>>>
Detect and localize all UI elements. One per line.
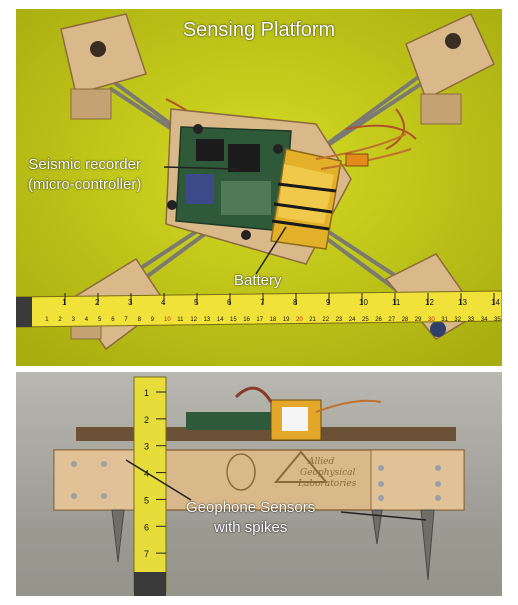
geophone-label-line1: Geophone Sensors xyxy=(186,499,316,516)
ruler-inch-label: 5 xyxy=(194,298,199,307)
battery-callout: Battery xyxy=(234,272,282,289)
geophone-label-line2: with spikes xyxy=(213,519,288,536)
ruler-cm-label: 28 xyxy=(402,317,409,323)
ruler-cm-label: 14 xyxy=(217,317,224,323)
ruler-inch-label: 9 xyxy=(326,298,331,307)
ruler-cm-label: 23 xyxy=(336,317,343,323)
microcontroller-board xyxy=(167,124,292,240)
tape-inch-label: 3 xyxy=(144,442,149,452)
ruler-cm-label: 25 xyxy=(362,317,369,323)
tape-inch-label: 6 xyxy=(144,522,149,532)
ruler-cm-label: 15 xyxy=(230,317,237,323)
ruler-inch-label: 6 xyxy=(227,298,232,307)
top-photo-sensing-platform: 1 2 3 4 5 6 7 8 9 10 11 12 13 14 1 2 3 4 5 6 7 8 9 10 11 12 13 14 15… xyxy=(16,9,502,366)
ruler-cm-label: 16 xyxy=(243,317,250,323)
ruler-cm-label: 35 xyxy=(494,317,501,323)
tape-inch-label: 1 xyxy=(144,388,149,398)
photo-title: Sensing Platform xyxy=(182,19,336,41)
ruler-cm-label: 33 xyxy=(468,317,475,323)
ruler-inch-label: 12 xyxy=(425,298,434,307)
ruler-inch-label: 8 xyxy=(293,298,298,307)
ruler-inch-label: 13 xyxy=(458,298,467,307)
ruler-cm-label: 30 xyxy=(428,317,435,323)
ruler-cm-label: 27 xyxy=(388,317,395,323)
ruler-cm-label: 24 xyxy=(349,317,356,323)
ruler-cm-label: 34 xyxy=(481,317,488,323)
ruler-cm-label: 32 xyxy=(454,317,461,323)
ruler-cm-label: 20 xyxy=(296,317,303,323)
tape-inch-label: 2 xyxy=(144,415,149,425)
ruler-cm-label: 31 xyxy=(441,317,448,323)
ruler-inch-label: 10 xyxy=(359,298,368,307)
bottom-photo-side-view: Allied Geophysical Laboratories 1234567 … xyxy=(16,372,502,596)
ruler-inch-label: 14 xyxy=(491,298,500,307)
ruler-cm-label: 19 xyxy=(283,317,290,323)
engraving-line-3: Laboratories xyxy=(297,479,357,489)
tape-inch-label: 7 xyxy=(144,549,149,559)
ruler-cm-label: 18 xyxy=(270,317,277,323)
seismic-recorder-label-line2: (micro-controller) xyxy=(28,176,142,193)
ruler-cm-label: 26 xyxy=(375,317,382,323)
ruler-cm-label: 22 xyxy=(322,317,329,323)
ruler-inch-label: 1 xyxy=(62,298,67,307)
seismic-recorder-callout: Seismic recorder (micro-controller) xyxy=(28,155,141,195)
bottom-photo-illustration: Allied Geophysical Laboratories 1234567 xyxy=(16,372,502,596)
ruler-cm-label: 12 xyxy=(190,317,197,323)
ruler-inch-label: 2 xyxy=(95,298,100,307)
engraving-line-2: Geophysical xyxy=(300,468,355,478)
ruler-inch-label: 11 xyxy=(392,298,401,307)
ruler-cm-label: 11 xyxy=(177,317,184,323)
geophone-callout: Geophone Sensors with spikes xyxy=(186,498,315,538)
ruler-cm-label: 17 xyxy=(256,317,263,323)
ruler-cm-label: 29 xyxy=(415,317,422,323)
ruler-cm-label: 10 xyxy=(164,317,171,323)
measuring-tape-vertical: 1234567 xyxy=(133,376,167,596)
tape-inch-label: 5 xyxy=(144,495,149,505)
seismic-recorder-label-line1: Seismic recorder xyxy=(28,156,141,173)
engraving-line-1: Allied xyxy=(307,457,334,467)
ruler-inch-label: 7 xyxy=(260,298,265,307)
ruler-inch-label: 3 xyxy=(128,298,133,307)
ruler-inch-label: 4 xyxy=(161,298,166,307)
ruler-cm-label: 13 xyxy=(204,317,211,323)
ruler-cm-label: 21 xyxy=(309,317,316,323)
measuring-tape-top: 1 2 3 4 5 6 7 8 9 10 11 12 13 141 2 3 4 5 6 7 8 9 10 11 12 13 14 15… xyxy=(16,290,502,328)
<<<
Return every line of the data above that contains the word "with".

geophone-label-line2: with spikes xyxy=(213,519,288,536)
geophone-callout: Geophone Sensors with spikes xyxy=(186,498,315,538)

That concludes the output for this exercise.